[Dataset items]

======

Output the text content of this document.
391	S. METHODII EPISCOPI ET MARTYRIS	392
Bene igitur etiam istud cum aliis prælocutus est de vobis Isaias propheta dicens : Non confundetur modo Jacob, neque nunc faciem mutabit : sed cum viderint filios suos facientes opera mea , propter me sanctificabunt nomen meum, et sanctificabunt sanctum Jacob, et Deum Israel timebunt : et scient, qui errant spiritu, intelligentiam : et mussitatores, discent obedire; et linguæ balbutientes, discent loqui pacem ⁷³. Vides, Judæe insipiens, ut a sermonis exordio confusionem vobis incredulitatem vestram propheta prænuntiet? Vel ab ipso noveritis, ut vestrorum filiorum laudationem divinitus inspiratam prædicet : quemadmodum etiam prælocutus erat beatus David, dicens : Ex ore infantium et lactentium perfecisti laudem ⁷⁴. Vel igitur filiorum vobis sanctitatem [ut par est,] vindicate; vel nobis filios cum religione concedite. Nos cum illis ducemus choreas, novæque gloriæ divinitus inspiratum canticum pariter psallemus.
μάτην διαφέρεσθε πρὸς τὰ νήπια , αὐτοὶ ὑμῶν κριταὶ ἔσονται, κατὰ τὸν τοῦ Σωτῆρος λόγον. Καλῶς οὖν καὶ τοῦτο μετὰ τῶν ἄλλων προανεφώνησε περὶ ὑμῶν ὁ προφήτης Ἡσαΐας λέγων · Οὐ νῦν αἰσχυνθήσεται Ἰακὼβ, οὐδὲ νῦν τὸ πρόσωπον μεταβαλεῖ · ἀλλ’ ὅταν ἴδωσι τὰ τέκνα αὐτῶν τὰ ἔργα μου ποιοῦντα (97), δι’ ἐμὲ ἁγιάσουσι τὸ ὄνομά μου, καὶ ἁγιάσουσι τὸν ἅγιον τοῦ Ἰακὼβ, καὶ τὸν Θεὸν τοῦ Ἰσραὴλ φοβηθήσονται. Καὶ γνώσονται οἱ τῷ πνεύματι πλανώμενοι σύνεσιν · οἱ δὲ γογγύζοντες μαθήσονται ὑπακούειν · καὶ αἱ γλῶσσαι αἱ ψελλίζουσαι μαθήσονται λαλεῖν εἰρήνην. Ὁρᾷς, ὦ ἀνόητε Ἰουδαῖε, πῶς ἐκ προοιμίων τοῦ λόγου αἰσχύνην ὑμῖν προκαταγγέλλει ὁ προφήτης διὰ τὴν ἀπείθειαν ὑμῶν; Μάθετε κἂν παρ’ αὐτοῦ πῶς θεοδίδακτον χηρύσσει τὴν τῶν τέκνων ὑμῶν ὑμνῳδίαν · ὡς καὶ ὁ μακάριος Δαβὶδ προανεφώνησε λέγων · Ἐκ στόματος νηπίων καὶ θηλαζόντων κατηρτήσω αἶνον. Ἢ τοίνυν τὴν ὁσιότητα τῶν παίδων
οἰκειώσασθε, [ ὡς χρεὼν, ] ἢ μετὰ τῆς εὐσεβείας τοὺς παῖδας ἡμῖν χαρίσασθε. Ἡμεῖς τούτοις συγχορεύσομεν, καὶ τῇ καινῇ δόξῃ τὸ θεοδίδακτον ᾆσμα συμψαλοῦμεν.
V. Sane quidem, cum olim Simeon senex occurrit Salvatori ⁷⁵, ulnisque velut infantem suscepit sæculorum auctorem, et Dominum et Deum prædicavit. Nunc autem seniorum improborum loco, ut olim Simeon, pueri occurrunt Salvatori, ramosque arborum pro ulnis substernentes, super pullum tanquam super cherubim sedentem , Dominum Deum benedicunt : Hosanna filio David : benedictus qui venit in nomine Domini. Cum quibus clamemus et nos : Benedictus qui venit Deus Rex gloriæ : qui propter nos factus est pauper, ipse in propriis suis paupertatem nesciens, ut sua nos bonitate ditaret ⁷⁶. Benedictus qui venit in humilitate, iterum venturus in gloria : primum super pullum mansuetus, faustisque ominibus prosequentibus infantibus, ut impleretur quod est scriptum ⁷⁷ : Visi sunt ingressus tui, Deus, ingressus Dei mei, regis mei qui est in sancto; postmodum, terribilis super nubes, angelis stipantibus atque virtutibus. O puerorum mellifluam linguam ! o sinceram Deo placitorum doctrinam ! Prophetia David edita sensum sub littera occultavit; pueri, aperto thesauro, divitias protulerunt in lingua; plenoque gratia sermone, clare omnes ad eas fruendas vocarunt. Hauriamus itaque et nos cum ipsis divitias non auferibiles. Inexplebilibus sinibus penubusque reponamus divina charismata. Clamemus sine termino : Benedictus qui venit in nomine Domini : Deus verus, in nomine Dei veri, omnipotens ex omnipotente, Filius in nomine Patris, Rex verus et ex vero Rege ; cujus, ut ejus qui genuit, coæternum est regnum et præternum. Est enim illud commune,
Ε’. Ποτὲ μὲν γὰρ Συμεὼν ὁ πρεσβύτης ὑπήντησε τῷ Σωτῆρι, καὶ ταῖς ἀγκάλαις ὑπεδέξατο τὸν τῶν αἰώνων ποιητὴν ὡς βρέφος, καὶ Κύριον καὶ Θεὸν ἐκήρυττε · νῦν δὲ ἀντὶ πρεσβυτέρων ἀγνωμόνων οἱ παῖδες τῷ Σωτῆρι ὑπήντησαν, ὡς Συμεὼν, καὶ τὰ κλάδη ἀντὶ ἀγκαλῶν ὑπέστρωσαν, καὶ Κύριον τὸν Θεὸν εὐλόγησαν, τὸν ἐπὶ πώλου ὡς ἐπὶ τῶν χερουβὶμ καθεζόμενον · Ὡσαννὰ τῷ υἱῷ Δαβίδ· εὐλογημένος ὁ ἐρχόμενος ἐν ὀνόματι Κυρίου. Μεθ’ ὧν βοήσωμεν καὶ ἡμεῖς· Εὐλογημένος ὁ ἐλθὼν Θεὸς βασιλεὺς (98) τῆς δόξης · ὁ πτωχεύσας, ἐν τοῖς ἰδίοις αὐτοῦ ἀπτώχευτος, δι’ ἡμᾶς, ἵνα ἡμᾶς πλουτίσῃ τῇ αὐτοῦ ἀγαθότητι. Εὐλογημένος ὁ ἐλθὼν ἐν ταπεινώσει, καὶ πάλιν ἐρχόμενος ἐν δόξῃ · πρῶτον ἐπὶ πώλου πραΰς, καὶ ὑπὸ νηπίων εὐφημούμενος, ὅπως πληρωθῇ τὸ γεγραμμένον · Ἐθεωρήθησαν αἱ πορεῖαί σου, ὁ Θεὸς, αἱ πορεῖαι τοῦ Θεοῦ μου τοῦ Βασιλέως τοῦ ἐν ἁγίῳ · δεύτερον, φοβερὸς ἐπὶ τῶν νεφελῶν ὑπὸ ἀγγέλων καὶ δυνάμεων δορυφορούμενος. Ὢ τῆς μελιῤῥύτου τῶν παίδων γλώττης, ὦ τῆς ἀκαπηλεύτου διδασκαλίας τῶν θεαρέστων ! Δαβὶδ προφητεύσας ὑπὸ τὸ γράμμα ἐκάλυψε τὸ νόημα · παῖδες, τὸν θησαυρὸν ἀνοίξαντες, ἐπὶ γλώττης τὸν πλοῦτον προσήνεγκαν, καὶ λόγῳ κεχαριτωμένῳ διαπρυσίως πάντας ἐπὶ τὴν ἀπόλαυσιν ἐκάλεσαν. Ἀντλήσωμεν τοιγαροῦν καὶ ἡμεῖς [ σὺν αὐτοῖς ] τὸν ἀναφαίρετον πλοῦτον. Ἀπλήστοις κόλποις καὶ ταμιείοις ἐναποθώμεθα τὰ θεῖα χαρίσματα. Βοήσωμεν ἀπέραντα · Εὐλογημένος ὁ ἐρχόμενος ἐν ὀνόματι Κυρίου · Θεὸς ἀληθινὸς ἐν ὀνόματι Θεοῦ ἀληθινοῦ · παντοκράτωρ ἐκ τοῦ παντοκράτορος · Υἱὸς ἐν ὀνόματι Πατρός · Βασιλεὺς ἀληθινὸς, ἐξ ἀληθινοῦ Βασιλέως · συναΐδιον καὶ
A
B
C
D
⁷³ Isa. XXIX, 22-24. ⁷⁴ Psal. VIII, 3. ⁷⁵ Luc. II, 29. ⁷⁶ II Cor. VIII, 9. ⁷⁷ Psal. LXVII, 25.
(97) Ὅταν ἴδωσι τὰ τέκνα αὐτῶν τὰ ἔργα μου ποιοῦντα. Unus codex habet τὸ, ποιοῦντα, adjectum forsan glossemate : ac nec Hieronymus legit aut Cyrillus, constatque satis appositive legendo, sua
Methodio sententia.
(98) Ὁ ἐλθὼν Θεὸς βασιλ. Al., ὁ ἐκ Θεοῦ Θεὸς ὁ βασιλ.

======

#### EXERCISE DETAILS:
Go over the records above and tally the lines with the word "τέκνα" in them. Give the number alone.

#### WRITTEN REPLY:
2